## EXERCISE
Each line of the material must be repeated precisely, with the pictures left out.

## LISTED RECORDS
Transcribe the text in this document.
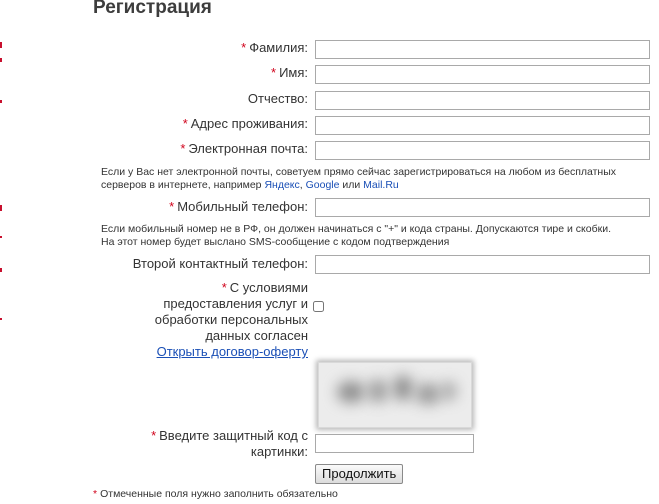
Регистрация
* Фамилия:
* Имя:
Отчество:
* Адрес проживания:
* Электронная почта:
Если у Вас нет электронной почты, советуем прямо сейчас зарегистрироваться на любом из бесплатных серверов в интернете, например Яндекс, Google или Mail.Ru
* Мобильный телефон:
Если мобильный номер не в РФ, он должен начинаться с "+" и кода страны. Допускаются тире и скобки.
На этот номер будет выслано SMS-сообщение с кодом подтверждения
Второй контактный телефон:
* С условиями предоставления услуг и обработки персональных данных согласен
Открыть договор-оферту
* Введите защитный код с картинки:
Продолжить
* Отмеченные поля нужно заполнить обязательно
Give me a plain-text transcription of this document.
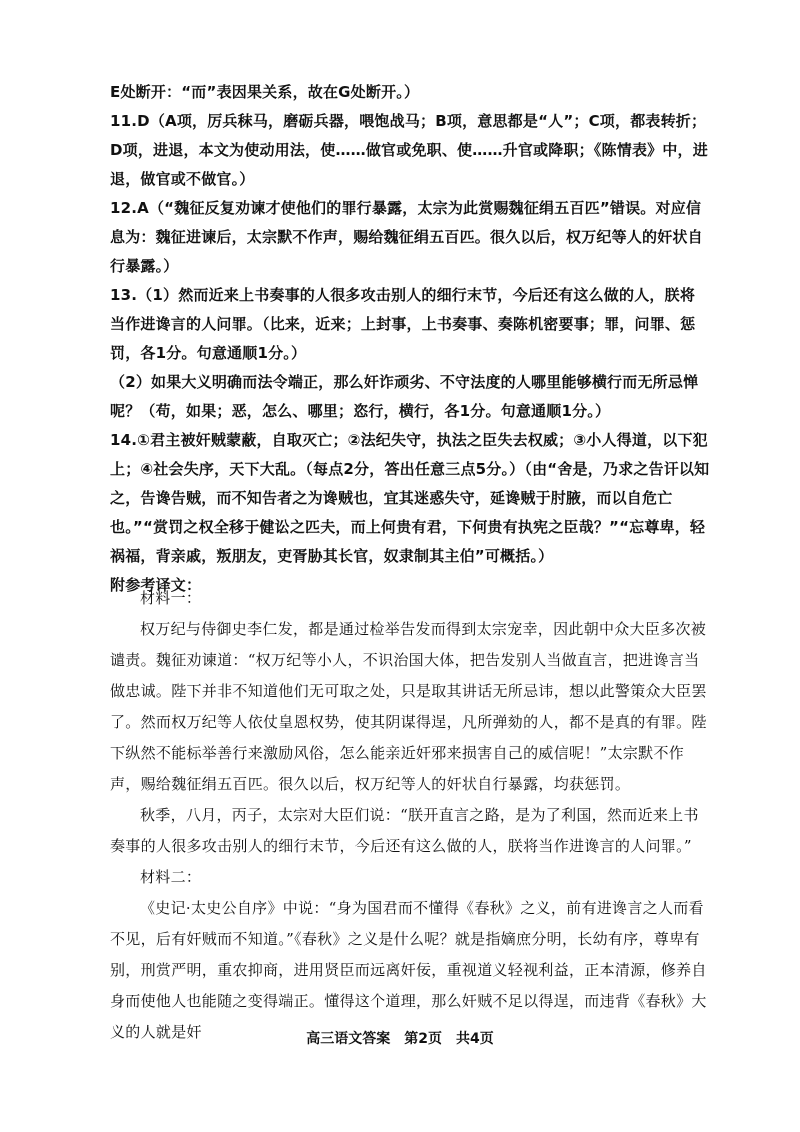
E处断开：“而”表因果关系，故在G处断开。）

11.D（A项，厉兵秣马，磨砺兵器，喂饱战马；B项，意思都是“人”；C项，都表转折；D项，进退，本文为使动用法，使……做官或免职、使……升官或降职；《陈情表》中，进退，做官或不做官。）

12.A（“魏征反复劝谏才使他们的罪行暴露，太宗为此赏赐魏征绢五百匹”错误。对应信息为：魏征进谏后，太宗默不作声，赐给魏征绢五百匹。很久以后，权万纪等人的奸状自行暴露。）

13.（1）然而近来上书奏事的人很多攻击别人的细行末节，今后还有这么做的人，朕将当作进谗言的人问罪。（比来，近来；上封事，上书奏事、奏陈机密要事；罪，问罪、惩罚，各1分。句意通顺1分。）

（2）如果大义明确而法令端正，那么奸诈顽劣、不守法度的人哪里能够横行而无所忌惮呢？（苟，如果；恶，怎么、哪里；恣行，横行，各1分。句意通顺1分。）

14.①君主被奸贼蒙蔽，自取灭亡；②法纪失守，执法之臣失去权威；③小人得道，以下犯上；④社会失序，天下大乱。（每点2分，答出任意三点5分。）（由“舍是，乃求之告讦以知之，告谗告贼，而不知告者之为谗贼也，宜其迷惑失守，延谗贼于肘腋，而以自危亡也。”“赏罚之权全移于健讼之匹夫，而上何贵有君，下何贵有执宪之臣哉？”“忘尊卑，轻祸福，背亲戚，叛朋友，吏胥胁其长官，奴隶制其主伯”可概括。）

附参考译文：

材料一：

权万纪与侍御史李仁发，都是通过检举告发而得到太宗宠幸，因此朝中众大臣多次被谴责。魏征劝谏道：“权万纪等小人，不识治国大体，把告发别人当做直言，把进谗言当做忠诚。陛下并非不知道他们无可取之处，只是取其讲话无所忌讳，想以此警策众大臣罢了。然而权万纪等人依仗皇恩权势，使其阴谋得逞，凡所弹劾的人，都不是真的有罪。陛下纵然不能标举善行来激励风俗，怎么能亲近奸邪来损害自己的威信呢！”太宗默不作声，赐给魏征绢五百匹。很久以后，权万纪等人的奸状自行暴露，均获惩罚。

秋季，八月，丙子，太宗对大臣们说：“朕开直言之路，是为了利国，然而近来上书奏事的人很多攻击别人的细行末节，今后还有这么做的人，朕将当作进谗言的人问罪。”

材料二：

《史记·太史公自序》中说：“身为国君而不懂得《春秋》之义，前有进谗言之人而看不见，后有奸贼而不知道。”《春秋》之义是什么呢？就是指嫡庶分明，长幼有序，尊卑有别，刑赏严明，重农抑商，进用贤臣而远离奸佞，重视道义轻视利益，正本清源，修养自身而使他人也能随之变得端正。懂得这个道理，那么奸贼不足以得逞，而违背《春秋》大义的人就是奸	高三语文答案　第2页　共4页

## THE COMPLETED TASK
Transcribe the text in this document.
Регистрация
* Фамилия:
* Имя:
Отчество:
* Адрес проживания:
* Электронная почта:
Если у Вас нет электронной почты, советуем прямо сейчас зарегистрироваться на любом из бесплатных серверов в интернете, например Яндекс, Google или Mail.Ru
* Мобильный телефон:
Если мобильный номер не в РФ, он должен начинаться с "+" и кода страны. Допускаются тире и скобки.
На этот номер будет выслано SMS-сообщение с кодом подтверждения
Второй контактный телефон:
* С условиями предоставления услуг и обработки персональных данных согласен
Открыть договор-оферту
* Введите защитный код с картинки:
Продолжить
* Отмеченные поля нужно заполнить обязательно
Give me a plain-text transcription of this document.
E处断开：“而”表因果关系，故在G处断开。）

11.D（A项，厉兵秣马，磨砺兵器，喂饱战马；B项，意思都是“人”；C项，都表转折；D项，进退，本文为使动用法，使……做官或免职、使……升官或降职；《陈情表》中，进退，做官或不做官。）

12.A（“魏征反复劝谏才使他们的罪行暴露，太宗为此赏赐魏征绢五百匹”错误。对应信息为：魏征进谏后，太宗默不作声，赐给魏征绢五百匹。很久以后，权万纪等人的奸状自行暴露。）

13.（1）然而近来上书奏事的人很多攻击别人的细行末节，今后还有这么做的人，朕将当作进谗言的人问罪。（比来，近来；上封事，上书奏事、奏陈机密要事；罪，问罪、惩罚，各1分。句意通顺1分。）

（2）如果大义明确而法令端正，那么奸诈顽劣、不守法度的人哪里能够横行而无所忌惮呢？（苟，如果；恶，怎么、哪里；恣行，横行，各1分。句意通顺1分。）

14.①君主被奸贼蒙蔽，自取灭亡；②法纪失守，执法之臣失去权威；③小人得道，以下犯上；④社会失序，天下大乱。（每点2分，答出任意三点5分。）（由“舍是，乃求之告讦以知之，告谗告贼，而不知告者之为谗贼也，宜其迷惑失守，延谗贼于肘腋，而以自危亡也。”“赏罚之权全移于健讼之匹夫，而上何贵有君，下何贵有执宪之臣哉？”“忘尊卑，轻祸福，背亲戚，叛朋友，吏胥胁其长官，奴隶制其主伯”可概括。）

附参考译文：

材料一：

权万纪与侍御史李仁发，都是通过检举告发而得到太宗宠幸，因此朝中众大臣多次被谴责。魏征劝谏道：“权万纪等小人，不识治国大体，把告发别人当做直言，把进谗言当做忠诚。陛下并非不知道他们无可取之处，只是取其讲话无所忌讳，想以此警策众大臣罢了。然而权万纪等人依仗皇恩权势，使其阴谋得逞，凡所弹劾的人，都不是真的有罪。陛下纵然不能标举善行来激励风俗，怎么能亲近奸邪来损害自己的威信呢！”太宗默不作声，赐给魏征绢五百匹。很久以后，权万纪等人的奸状自行暴露，均获惩罚。

秋季，八月，丙子，太宗对大臣们说：“朕开直言之路，是为了利国，然而近来上书奏事的人很多攻击别人的细行末节，今后还有这么做的人，朕将当作进谗言的人问罪。”

材料二：

《史记·太史公自序》中说：“身为国君而不懂得《春秋》之义，前有进谗言之人而看不见，后有奸贼而不知道。”《春秋》之义是什么呢？就是指嫡庶分明，长幼有序，尊卑有别，刑赏严明，重农抑商，进用贤臣而远离奸佞，重视道义轻视利益，正本清源，修养自身而使他人也能随之变得端正。懂得这个道理，那么奸贼不足以得逞，而违背《春秋》大义的人就是奸	高三语文答案　第2页　共4页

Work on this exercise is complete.